* Begin *

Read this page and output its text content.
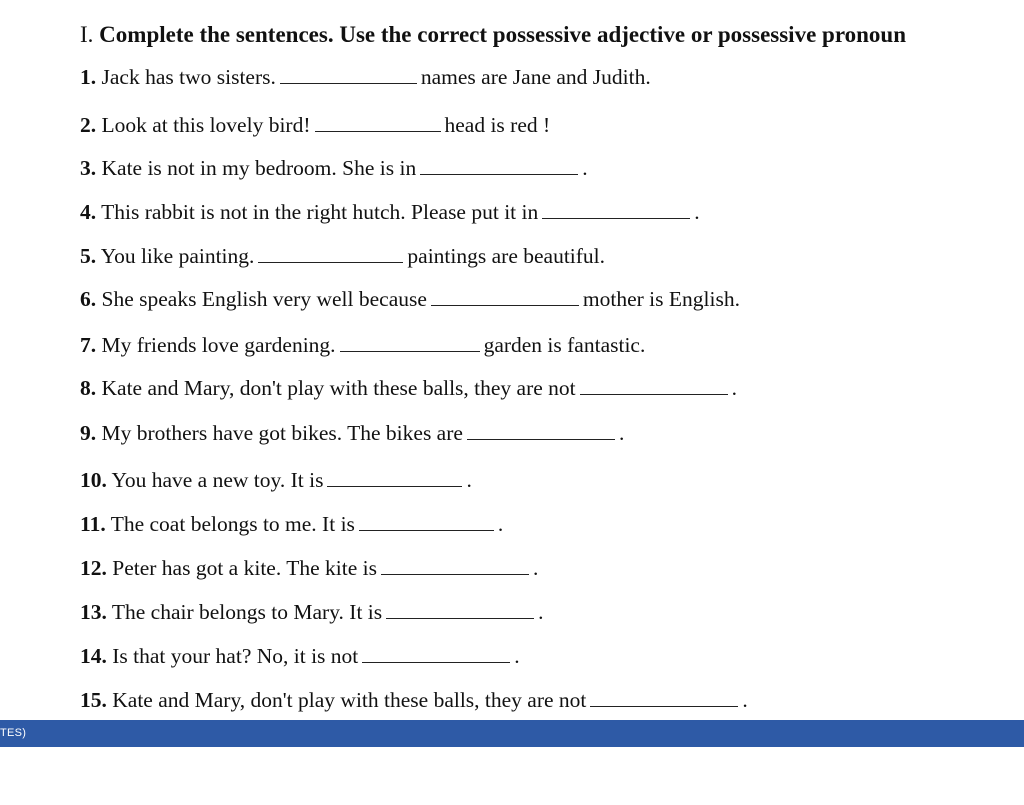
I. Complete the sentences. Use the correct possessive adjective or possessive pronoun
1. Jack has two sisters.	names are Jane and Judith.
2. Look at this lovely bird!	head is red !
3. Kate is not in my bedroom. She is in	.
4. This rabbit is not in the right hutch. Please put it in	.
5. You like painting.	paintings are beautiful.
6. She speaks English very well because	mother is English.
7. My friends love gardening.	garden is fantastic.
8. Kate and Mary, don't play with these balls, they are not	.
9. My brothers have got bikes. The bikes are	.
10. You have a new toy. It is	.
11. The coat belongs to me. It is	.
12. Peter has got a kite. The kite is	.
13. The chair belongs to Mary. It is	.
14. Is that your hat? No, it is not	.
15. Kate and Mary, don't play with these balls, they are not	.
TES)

* End *
* Begin *

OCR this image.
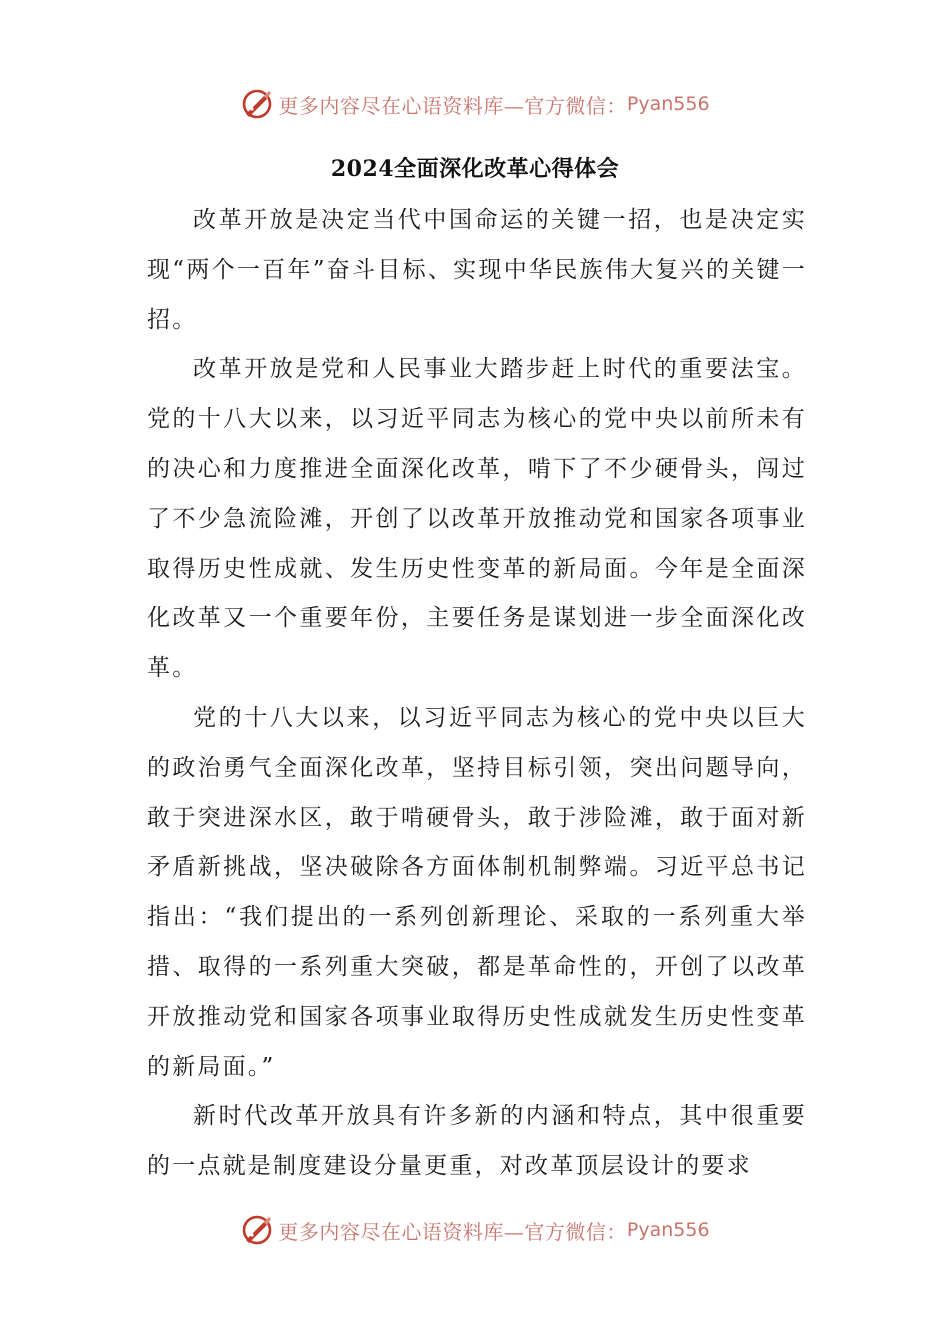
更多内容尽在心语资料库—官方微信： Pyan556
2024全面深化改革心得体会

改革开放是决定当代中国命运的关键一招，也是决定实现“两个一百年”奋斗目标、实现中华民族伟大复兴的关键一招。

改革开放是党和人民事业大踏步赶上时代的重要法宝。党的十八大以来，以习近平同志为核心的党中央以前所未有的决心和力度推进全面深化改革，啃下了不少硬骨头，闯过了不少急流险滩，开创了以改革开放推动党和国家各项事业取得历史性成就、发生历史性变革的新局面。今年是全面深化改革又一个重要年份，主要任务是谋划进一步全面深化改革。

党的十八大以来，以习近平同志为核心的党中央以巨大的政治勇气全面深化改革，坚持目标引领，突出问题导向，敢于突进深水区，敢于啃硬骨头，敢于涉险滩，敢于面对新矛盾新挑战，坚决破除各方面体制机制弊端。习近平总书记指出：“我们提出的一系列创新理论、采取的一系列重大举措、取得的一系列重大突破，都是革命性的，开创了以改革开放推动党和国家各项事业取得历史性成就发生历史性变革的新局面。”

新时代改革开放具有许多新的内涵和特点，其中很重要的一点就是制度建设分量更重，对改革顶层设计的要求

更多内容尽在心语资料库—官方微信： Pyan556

* End *
* Begin *

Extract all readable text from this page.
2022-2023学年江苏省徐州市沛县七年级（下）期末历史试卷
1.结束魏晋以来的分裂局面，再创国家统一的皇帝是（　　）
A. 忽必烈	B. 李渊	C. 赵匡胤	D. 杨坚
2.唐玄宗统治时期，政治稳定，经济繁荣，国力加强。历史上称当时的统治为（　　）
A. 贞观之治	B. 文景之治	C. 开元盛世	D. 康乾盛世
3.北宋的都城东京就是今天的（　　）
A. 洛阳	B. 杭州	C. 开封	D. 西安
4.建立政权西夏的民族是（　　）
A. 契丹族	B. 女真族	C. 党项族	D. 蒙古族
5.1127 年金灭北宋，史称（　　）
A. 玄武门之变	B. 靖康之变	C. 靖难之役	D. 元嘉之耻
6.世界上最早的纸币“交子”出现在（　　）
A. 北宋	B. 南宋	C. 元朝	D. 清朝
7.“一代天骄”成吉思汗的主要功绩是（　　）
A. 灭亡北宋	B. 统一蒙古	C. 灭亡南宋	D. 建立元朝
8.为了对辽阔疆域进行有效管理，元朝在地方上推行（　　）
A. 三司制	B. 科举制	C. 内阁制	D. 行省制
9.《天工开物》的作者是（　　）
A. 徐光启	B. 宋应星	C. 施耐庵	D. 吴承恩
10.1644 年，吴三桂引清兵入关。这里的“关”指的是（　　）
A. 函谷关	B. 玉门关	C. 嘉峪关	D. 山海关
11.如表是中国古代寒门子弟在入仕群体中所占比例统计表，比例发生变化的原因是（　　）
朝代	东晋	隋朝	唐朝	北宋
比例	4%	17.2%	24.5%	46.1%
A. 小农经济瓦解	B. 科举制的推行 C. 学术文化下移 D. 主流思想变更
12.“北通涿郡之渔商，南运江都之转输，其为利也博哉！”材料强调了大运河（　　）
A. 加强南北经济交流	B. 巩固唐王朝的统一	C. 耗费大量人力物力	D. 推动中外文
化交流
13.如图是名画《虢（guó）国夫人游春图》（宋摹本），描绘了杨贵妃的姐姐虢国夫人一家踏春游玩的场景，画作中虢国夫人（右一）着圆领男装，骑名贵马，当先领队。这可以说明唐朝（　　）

* End *

Find all lines with "page" in them and copy each one.

Read this page and output its text content.
Extract all readable text from this page.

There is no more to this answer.